*Required task*:
Copy every line of the data that includes the string "Kinerja".

*Records for the task*:
+ + + + + + +

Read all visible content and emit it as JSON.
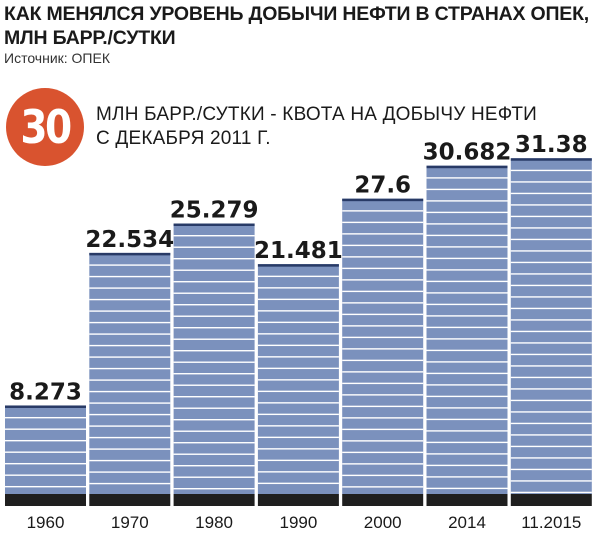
{
  "title_lines": [
    "КАК МЕНЯЛСЯ УРОВЕНЬ ДОБЫЧИ НЕФТИ В СТРАНАХ ОПЕК,",
    "МЛН БАРР./СУТКИ"
  ],
  "source": "Источник: ОПЕК",
  "quota": {
    "value": "30",
    "text_lines": [
      "МЛН БАРР./СУТКИ - КВОТА НА ДОБЫЧУ НЕФТИ",
      "С ДЕКАБРЯ 2011 Г."
    ]
  },
  "colors": {
    "bar": "#7b91bd",
    "bar_stripe": "#ffffff",
    "bar_top": "#283a66",
    "baseline": "#1f1f1f",
    "badge": "#d9532f"
  },
  "chart_data": {
    "type": "bar",
    "title": "КАК МЕНЯЛСЯ УРОВЕНЬ ДОБЫЧИ НЕФТИ В СТРАНАХ ОПЕК, МЛН БАРР./СУТКИ",
    "xlabel": "",
    "ylabel": "",
    "categories": [
      "1960",
      "1970",
      "1980",
      "1990",
      "2000",
      "2014",
      "11.2015"
    ],
    "values": [
      8.273,
      22.534,
      25.279,
      21.481,
      27.6,
      30.682,
      31.38
    ],
    "value_labels": [
      "8.273",
      "22.534",
      "25.279",
      "21.481",
      "27.6",
      "30.682",
      "31.38"
    ],
    "grid": false,
    "legend": "none"
  }
}
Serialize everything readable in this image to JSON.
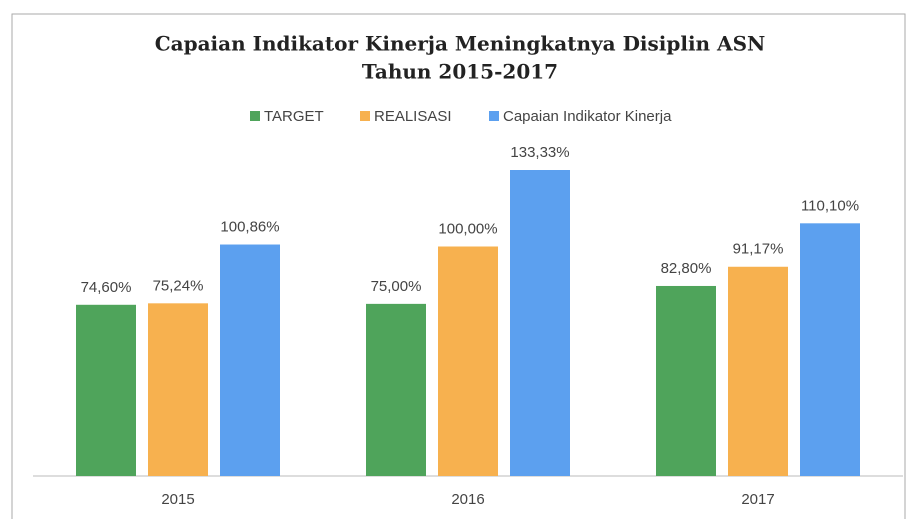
{
  "chart_data": {
    "type": "bar",
    "title": "Capaian Indikator Kinerja Meningkatnya Disiplin ASN",
    "subtitle": "Tahun 2015-2017",
    "categories": [
      "2015",
      "2016",
      "2017"
    ],
    "series": [
      {
        "name": "TARGET",
        "color": "#4fa45b",
        "values": [
          74.6,
          75.0,
          82.8
        ],
        "value_labels": [
          "74,60%",
          "75,00%",
          "82,80%"
        ]
      },
      {
        "name": "REALISASI",
        "color": "#f7b14f",
        "values": [
          75.24,
          100.0,
          91.17
        ],
        "value_labels": [
          "75,24%",
          "100,00%",
          "91,17%"
        ]
      },
      {
        "name": "Capaian Indikator Kinerja",
        "color": "#5ca0ef",
        "values": [
          100.86,
          133.33,
          110.1
        ],
        "value_labels": [
          "100,86%",
          "133,33%",
          "110,10%"
        ]
      }
    ],
    "legend": "top"
  }
}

+ + + + + + +

*Final answer*:
    "title": "Capaian Indikator Kinerja Meningkatnya Disiplin ASN",
        "name": "Capaian Indikator Kinerja",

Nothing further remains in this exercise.